[Data listing]
-- begin --

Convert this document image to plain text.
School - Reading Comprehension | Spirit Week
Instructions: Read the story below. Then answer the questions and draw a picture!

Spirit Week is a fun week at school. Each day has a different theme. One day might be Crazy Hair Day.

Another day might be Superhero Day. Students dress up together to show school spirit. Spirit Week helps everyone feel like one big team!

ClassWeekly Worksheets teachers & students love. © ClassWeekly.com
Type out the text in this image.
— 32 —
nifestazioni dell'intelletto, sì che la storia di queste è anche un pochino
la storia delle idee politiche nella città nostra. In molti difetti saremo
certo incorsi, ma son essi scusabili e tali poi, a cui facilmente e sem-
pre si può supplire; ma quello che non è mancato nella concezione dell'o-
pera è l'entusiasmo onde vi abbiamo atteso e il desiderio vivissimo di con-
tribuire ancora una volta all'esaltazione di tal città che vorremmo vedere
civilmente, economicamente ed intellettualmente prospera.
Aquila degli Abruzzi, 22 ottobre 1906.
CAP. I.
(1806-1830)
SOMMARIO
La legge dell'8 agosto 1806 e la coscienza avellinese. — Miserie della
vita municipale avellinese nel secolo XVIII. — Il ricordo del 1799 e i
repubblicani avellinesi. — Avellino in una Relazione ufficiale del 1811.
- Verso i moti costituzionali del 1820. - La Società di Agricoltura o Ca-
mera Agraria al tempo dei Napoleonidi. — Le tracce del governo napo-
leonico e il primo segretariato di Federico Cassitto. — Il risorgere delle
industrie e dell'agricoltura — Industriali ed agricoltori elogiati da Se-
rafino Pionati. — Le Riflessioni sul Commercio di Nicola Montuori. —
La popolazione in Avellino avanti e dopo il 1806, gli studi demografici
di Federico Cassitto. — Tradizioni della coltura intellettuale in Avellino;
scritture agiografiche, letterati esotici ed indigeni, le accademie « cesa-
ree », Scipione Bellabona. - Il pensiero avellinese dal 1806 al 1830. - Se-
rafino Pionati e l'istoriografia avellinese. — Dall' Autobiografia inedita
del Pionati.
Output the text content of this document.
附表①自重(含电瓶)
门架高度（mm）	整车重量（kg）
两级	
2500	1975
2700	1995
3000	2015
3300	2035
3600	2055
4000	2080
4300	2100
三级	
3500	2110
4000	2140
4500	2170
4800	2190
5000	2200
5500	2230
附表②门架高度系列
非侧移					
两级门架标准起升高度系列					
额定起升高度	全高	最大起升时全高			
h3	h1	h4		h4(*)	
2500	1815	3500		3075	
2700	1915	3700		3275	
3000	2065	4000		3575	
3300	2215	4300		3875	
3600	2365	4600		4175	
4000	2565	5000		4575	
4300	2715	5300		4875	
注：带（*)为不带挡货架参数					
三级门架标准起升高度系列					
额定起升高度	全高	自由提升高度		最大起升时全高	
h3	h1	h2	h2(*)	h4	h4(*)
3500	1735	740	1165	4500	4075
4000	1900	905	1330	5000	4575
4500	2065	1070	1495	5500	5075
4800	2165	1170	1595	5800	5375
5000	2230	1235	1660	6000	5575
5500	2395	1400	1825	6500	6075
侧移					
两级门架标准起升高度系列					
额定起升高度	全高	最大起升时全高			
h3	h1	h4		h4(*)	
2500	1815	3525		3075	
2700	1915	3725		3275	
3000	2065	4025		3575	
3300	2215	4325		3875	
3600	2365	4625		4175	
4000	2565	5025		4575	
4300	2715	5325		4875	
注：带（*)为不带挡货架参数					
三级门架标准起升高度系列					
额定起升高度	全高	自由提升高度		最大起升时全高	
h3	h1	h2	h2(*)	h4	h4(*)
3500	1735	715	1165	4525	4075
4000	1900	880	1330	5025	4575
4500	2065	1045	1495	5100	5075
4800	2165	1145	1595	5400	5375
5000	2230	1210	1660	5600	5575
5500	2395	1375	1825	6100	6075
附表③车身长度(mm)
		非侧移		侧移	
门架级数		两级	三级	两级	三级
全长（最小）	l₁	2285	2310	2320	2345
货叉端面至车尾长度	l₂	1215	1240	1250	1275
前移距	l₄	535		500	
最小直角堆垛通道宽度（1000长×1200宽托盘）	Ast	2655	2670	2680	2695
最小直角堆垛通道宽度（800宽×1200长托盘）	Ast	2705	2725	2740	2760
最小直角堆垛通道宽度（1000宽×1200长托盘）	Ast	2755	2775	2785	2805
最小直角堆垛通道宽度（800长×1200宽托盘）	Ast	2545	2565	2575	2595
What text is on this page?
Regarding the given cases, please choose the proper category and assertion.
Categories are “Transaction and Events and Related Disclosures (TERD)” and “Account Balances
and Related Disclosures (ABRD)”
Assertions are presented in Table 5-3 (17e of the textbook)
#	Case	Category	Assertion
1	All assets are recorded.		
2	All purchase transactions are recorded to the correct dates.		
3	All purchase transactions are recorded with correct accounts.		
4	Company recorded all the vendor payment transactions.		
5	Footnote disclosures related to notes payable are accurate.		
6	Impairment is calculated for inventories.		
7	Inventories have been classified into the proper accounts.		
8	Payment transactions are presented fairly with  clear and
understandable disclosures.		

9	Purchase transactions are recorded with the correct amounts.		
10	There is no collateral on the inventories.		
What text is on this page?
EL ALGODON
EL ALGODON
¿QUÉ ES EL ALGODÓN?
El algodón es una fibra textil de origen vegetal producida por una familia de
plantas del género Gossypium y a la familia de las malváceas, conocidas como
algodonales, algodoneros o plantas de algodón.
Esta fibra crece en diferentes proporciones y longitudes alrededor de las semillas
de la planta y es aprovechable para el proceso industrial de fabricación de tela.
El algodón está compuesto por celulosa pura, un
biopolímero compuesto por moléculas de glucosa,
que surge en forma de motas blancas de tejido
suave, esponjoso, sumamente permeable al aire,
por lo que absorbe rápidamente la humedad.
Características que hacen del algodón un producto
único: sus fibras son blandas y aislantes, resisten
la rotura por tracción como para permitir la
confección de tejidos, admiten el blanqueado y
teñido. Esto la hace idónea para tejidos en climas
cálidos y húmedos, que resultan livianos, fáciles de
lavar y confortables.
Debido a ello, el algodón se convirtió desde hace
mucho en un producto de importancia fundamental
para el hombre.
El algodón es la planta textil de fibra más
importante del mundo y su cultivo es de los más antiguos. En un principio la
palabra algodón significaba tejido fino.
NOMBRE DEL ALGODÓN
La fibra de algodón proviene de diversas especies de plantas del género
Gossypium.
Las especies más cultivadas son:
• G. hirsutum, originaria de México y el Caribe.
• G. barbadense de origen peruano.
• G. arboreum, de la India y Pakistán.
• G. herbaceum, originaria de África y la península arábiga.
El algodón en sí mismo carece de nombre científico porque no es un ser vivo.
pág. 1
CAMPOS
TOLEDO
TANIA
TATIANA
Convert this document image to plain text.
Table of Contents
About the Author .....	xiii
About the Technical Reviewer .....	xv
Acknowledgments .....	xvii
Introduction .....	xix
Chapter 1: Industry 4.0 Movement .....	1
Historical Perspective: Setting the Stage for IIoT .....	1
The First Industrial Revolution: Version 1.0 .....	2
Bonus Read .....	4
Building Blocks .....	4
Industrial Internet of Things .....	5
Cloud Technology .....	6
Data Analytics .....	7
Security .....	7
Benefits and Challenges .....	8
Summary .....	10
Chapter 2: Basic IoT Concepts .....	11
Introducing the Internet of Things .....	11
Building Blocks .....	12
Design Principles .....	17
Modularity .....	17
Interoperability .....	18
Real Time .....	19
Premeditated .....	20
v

-- end --

§ Stated task: Copy out each line in the preceding records that contains "proper".

§ Response to the task:
Regarding the given cases, please choose the proper category and assertion.
7	Inventories have been classified into the proper accounts.		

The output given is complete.